::: Ausgewählter Textauszug :::
Ich habe die Konfiguration genau so wie bei meinem Testaufbau, der ja funktioniert hat. Einen Neustart braucht der Teilnehmer um die Konfiguration für die CAN-Verbindung zu laden, habe ich gemacht. Adresse kontrolliert, Busabschluß, und und ... ich bin am Ende meines Lateins.


----------



## Larry Laffer (18 Februar 2009)

Hallo,
hast du eventuell eine andere Geschwindigkeit als in deinem Testaufbau (größer) und dein Wandler kann die nicht ?

Gruß
LL


----------



## bubbirot (22 Februar 2009)

Hallo Larry Laffer,
danke für Info aber ich habe den Teilnehmer im Testaudbau mit der gleichen Baudrate bereits betrieben und der funktionierte problemlos. Ich habe mit dem Hersteller des Gateways bereits telefoniert und die meinten es liegt ein Fehler am Gerät vor, deshalb kann ich ein Problem mit der Anbindung an eine S7-400 haben. Ich bekomme am Montag ein neus Gerät und werde einen erneuten Versuch starten. So bald ich neue Erkenntnisse hab e, werde ich sie hier veröffentlichen.


----------



## bubbirot (25 Februar 2009)

Servus zusamen,
siehe da ein neues Gerät und es funktioniert problemlos. Aber warum es an der S7-300 funktionierte kann mir auch der 'Hersteller nicht erklären


----------
::: Bereitgestellte Daten :::
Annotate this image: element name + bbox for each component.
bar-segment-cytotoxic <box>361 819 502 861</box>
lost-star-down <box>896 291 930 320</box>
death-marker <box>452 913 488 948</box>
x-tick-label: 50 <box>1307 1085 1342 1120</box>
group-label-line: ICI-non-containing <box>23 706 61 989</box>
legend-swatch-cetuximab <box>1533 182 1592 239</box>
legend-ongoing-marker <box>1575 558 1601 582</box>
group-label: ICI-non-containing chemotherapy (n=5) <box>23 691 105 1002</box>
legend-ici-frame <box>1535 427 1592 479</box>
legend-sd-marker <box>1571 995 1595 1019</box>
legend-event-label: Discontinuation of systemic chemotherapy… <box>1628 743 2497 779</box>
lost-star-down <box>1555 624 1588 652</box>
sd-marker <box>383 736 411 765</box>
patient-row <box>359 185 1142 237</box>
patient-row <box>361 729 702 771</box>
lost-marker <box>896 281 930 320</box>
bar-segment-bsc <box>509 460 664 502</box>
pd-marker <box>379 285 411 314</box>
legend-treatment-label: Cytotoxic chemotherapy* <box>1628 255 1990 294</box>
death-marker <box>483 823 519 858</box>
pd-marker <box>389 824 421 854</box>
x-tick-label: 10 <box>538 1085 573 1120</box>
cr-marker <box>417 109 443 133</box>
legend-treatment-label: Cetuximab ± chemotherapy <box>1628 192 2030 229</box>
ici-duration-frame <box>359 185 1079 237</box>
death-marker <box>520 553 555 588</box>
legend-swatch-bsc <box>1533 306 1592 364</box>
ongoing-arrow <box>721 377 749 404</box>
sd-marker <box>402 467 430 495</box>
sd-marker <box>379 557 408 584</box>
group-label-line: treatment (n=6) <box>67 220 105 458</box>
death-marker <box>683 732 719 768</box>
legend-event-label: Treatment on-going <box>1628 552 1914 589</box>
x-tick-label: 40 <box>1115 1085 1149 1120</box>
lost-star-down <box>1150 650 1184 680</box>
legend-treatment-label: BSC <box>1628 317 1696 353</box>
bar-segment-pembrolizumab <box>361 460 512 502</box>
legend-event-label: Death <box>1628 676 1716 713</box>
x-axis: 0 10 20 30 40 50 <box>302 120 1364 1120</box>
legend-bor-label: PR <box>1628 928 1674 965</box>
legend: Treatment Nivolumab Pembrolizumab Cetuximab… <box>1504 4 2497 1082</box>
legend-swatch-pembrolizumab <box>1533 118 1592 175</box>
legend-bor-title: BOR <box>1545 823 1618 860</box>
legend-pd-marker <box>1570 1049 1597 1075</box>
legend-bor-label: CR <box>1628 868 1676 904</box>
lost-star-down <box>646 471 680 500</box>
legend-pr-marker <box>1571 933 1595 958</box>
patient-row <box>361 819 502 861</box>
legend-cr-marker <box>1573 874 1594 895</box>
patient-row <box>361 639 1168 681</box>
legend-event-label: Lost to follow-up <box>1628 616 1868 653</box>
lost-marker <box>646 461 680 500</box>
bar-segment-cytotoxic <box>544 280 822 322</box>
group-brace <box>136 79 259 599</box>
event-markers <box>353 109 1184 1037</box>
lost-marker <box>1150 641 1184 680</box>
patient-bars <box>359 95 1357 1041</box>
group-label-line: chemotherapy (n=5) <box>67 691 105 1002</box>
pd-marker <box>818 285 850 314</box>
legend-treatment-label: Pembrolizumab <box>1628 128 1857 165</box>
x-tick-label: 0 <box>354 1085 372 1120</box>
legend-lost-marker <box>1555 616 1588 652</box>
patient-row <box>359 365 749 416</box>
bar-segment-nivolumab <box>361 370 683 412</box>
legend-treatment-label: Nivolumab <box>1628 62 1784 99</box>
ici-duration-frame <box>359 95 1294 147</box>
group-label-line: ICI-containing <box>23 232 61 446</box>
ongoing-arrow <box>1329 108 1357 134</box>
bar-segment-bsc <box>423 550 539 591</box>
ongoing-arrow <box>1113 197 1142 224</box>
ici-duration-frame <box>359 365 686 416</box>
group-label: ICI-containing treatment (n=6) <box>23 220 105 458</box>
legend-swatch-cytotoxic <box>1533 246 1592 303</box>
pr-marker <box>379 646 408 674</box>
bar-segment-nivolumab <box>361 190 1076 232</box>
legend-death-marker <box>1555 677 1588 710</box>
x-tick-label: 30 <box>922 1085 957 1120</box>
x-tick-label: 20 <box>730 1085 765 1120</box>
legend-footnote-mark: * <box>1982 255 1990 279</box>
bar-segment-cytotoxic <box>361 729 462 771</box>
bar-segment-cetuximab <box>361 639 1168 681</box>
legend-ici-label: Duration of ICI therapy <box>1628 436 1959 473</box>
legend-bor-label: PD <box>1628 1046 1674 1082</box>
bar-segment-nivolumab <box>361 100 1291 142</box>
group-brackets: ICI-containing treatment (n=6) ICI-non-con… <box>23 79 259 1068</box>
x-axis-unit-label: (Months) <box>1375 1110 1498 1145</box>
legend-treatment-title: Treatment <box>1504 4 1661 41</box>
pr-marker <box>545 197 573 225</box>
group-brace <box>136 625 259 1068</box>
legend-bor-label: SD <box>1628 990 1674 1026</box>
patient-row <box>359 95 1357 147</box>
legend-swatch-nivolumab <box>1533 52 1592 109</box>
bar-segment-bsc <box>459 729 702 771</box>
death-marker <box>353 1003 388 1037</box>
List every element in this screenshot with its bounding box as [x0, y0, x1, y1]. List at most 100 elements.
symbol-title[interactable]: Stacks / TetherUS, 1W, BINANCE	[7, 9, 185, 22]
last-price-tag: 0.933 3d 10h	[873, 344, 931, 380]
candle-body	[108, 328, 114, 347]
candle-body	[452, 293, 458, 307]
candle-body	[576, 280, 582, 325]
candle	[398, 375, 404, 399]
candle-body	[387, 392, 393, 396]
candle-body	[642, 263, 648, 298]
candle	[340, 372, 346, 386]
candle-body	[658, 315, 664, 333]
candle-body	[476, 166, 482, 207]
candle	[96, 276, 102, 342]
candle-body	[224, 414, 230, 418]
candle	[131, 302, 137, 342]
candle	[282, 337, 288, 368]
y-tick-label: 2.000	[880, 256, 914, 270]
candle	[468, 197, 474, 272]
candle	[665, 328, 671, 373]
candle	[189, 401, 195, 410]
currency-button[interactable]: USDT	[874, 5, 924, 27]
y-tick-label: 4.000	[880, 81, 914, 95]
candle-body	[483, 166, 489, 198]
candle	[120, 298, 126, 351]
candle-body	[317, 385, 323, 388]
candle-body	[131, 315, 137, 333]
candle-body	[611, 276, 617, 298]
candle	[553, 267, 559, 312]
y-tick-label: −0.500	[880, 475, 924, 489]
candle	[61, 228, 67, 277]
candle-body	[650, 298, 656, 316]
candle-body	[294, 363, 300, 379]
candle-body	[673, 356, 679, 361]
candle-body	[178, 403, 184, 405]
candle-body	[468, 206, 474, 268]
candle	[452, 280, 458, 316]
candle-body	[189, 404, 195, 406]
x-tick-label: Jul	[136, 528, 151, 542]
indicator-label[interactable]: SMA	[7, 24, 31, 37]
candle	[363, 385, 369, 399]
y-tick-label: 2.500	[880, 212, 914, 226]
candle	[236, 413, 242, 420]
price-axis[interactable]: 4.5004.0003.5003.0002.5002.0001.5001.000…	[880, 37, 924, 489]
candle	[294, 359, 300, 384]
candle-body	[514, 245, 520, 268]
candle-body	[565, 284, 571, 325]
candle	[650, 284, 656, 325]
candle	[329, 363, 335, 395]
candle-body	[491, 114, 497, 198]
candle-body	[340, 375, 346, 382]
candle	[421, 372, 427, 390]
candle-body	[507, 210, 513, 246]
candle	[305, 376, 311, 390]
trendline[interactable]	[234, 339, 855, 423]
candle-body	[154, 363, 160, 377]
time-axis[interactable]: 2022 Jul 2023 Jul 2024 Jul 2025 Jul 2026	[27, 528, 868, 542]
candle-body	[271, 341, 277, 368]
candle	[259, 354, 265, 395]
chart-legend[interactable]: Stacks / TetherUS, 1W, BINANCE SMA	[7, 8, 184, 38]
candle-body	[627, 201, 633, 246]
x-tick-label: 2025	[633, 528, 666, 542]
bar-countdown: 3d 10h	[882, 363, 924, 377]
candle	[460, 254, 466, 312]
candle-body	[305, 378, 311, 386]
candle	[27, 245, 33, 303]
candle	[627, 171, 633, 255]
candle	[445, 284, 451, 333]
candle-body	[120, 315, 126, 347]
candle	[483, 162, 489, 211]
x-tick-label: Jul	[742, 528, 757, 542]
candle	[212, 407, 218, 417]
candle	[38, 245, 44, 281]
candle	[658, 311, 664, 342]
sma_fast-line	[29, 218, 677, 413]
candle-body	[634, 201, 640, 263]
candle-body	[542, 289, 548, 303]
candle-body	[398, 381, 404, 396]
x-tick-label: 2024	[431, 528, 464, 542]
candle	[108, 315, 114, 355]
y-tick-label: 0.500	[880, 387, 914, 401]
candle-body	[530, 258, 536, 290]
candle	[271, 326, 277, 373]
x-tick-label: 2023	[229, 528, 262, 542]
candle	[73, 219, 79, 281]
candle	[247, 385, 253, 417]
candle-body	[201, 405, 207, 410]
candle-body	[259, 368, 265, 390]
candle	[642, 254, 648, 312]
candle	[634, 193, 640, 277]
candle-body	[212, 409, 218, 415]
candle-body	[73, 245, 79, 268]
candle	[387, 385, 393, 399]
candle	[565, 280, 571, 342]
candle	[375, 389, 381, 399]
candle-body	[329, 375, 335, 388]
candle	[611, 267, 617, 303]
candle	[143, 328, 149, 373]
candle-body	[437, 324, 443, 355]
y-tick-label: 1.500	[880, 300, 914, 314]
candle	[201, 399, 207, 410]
:::
Aufgabenstellung>
• A. Aktualisiere den Textauszug über die CAN-Verbindung, beginnend bei "Ich habe die" und endend bei "(18 Februar 2009)", und ersetze dabei "Neustart" durch "Reset".
• B. Was hat der Hersteller des Gateways laut dem Textauszug am Telefon als Ursache des Problems genannt?

Die Lösungen>
• A.
Ich habe die Konfiguration genau so wie bei meinem Testaufbau, der ja funktioniert hat. Einen Reset braucht der Teilnehmer um die Konfiguration für die CAN-Verbindung zu laden, habe ich gemacht. Adresse kontrolliert, Busabschluß, und und ... ich bin am Ende meines Lateins.


----------



## Larry Laffer (18 Februar 2009)

• B. Der Hersteller meinte, es liege ein Fehler am Gerät vor.